--- START ---

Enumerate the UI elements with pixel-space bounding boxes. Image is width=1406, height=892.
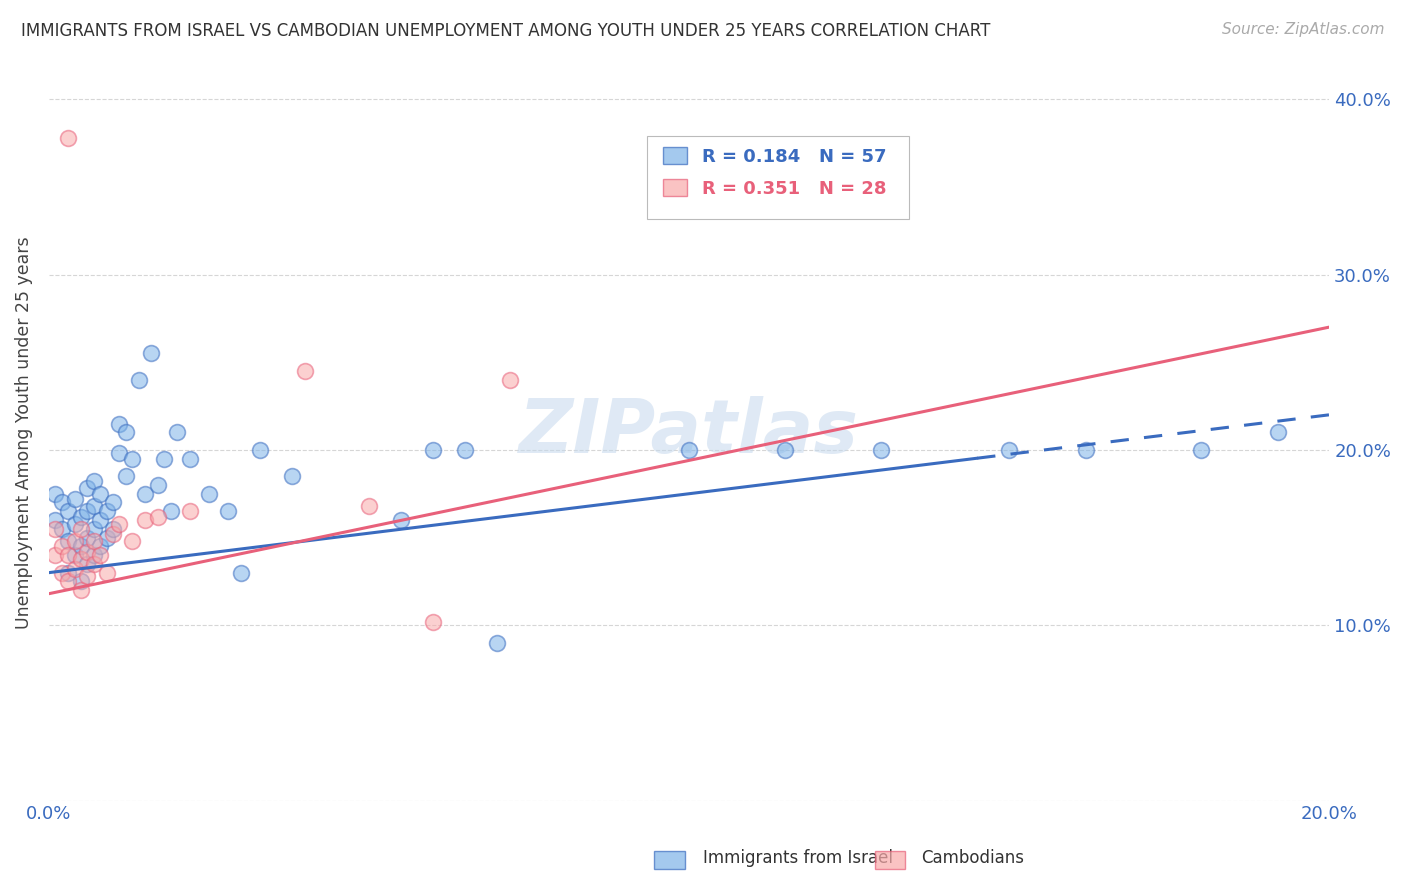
Point	[70, 574, 93, 589]
Point	[76, 569, 98, 583]
Text: Immigrants from Israel: Immigrants from Israel	[703, 849, 893, 867]
Text: IMMIGRANTS FROM ISRAEL VS CAMBODIAN UNEMPLOYMENT AMONG YOUTH UNDER 25 YEARS CORR: IMMIGRANTS FROM ISRAEL VS CAMBODIAN UNEM…	[21, 22, 990, 40]
Point	[83, 499, 105, 513]
Point	[1267, 425, 1289, 440]
Point	[281, 469, 304, 483]
Point	[294, 364, 316, 378]
Point	[128, 373, 150, 387]
Point	[198, 486, 221, 500]
Point	[63, 534, 86, 549]
Point	[134, 486, 156, 500]
Point	[678, 442, 700, 457]
Point	[76, 482, 98, 496]
Point	[454, 442, 477, 457]
Point	[56, 566, 79, 580]
Point	[89, 486, 111, 500]
Point	[121, 451, 143, 466]
Point	[63, 516, 86, 531]
Point	[146, 478, 169, 492]
Point	[357, 499, 380, 513]
Point	[114, 469, 136, 483]
Point	[56, 548, 79, 562]
Point	[83, 548, 105, 562]
Point	[499, 373, 522, 387]
Point	[141, 346, 163, 360]
Point	[70, 509, 93, 524]
Point	[70, 583, 93, 598]
Point	[179, 451, 201, 466]
Point	[70, 551, 93, 566]
Point	[486, 636, 509, 650]
Point	[101, 522, 124, 536]
Point	[76, 531, 98, 545]
Point	[389, 513, 412, 527]
Point	[217, 504, 239, 518]
Point	[76, 544, 98, 558]
Point	[96, 504, 118, 518]
Point	[159, 504, 181, 518]
Point	[773, 442, 796, 457]
Point	[146, 509, 169, 524]
Point	[44, 513, 66, 527]
Point	[179, 504, 201, 518]
Point	[76, 557, 98, 571]
Point	[83, 534, 105, 549]
Point	[134, 513, 156, 527]
Point	[108, 446, 131, 460]
Point	[870, 442, 893, 457]
Text: ZIPatlas: ZIPatlas	[519, 396, 859, 469]
Point	[83, 475, 105, 489]
Point	[101, 495, 124, 509]
Point	[83, 522, 105, 536]
Point	[70, 522, 93, 536]
Text: R = 0.351   N = 28: R = 0.351 N = 28	[702, 180, 887, 198]
Point	[998, 442, 1021, 457]
Point	[76, 504, 98, 518]
Point	[44, 548, 66, 562]
Text: Cambodians: Cambodians	[921, 849, 1024, 867]
Point	[56, 130, 79, 145]
Text: R = 0.184   N = 57: R = 0.184 N = 57	[702, 148, 887, 166]
Point	[153, 451, 176, 466]
Point	[56, 504, 79, 518]
Point	[422, 615, 444, 629]
Point	[1189, 442, 1212, 457]
Point	[44, 522, 66, 536]
Point	[89, 513, 111, 527]
Point	[51, 495, 73, 509]
Point	[101, 527, 124, 541]
Point	[114, 425, 136, 440]
Point	[96, 566, 118, 580]
Point	[44, 486, 66, 500]
Y-axis label: Unemployment Among Youth under 25 years: Unemployment Among Youth under 25 years	[15, 236, 32, 629]
Point	[63, 548, 86, 562]
Point	[63, 491, 86, 506]
Point	[56, 534, 79, 549]
Point	[96, 531, 118, 545]
Point	[83, 557, 105, 571]
Point	[108, 516, 131, 531]
Point	[56, 574, 79, 589]
Point	[1074, 442, 1097, 457]
Point	[249, 442, 271, 457]
Point	[108, 417, 131, 431]
Point	[70, 539, 93, 553]
Point	[63, 562, 86, 576]
Point	[51, 539, 73, 553]
Point	[51, 566, 73, 580]
Point	[89, 539, 111, 553]
Point	[422, 442, 444, 457]
Point	[121, 534, 143, 549]
Point	[229, 566, 252, 580]
Point	[166, 425, 188, 440]
Text: Source: ZipAtlas.com: Source: ZipAtlas.com	[1222, 22, 1385, 37]
Point	[89, 548, 111, 562]
Point	[51, 522, 73, 536]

--- END ---

INSTRUCTIONS FOR THE TASK:
Copy out every line of the entries above with no changes, leaving out the pictures.

SOLUTION:
Enumerate the UI elements with pixel-space bounding boxes. Image is width=1406, height=892.
Point	[70, 574, 93, 589]
Point	[76, 569, 98, 583]
Text: Immigrants from Israel: Immigrants from Israel	[703, 849, 893, 867]
Text: IMMIGRANTS FROM ISRAEL VS CAMBODIAN UNEMPLOYMENT AMONG YOUTH UNDER 25 YEARS CORR: IMMIGRANTS FROM ISRAEL VS CAMBODIAN UNEM…	[21, 22, 990, 40]
Point	[83, 499, 105, 513]
Point	[1267, 425, 1289, 440]
Point	[281, 469, 304, 483]
Point	[294, 364, 316, 378]
Point	[128, 373, 150, 387]
Point	[198, 486, 221, 500]
Point	[63, 534, 86, 549]
Point	[134, 486, 156, 500]
Point	[678, 442, 700, 457]
Point	[76, 482, 98, 496]
Point	[454, 442, 477, 457]
Point	[56, 566, 79, 580]
Point	[89, 486, 111, 500]
Point	[121, 451, 143, 466]
Point	[63, 516, 86, 531]
Point	[146, 478, 169, 492]
Point	[357, 499, 380, 513]
Point	[114, 469, 136, 483]
Point	[56, 548, 79, 562]
Point	[83, 548, 105, 562]
Point	[499, 373, 522, 387]
Point	[141, 346, 163, 360]
Point	[70, 509, 93, 524]
Point	[70, 583, 93, 598]
Point	[179, 451, 201, 466]
Point	[70, 551, 93, 566]
Point	[486, 636, 509, 650]
Point	[101, 522, 124, 536]
Point	[76, 531, 98, 545]
Point	[389, 513, 412, 527]
Point	[217, 504, 239, 518]
Point	[76, 544, 98, 558]
Point	[96, 504, 118, 518]
Point	[159, 504, 181, 518]
Point	[773, 442, 796, 457]
Point	[146, 509, 169, 524]
Point	[44, 513, 66, 527]
Point	[179, 504, 201, 518]
Point	[76, 557, 98, 571]
Point	[83, 534, 105, 549]
Point	[134, 513, 156, 527]
Point	[108, 446, 131, 460]
Point	[870, 442, 893, 457]
Text: ZIPatlas: ZIPatlas	[519, 396, 859, 469]
Point	[83, 475, 105, 489]
Point	[101, 495, 124, 509]
Point	[83, 522, 105, 536]
Point	[70, 522, 93, 536]
Text: R = 0.351   N = 28: R = 0.351 N = 28	[702, 180, 887, 198]
Point	[998, 442, 1021, 457]
Point	[76, 504, 98, 518]
Point	[44, 548, 66, 562]
Text: Cambodians: Cambodians	[921, 849, 1024, 867]
Point	[56, 130, 79, 145]
Text: R = 0.184   N = 57: R = 0.184 N = 57	[702, 148, 887, 166]
Point	[153, 451, 176, 466]
Point	[56, 504, 79, 518]
Point	[422, 615, 444, 629]
Point	[1189, 442, 1212, 457]
Point	[44, 522, 66, 536]
Point	[89, 513, 111, 527]
Point	[51, 495, 73, 509]
Point	[101, 527, 124, 541]
Point	[114, 425, 136, 440]
Point	[96, 566, 118, 580]
Point	[44, 486, 66, 500]
Y-axis label: Unemployment Among Youth under 25 years: Unemployment Among Youth under 25 years	[15, 236, 32, 629]
Point	[63, 548, 86, 562]
Point	[63, 491, 86, 506]
Point	[56, 534, 79, 549]
Point	[96, 531, 118, 545]
Point	[83, 557, 105, 571]
Point	[108, 516, 131, 531]
Point	[56, 574, 79, 589]
Point	[1074, 442, 1097, 457]
Point	[249, 442, 271, 457]
Point	[108, 417, 131, 431]
Point	[70, 539, 93, 553]
Point	[63, 562, 86, 576]
Point	[51, 539, 73, 553]
Point	[51, 566, 73, 580]
Point	[89, 539, 111, 553]
Point	[422, 442, 444, 457]
Point	[121, 534, 143, 549]
Point	[229, 566, 252, 580]
Point	[166, 425, 188, 440]
Text: Source: ZipAtlas.com: Source: ZipAtlas.com	[1222, 22, 1385, 37]
Point	[89, 548, 111, 562]
Point	[51, 522, 73, 536]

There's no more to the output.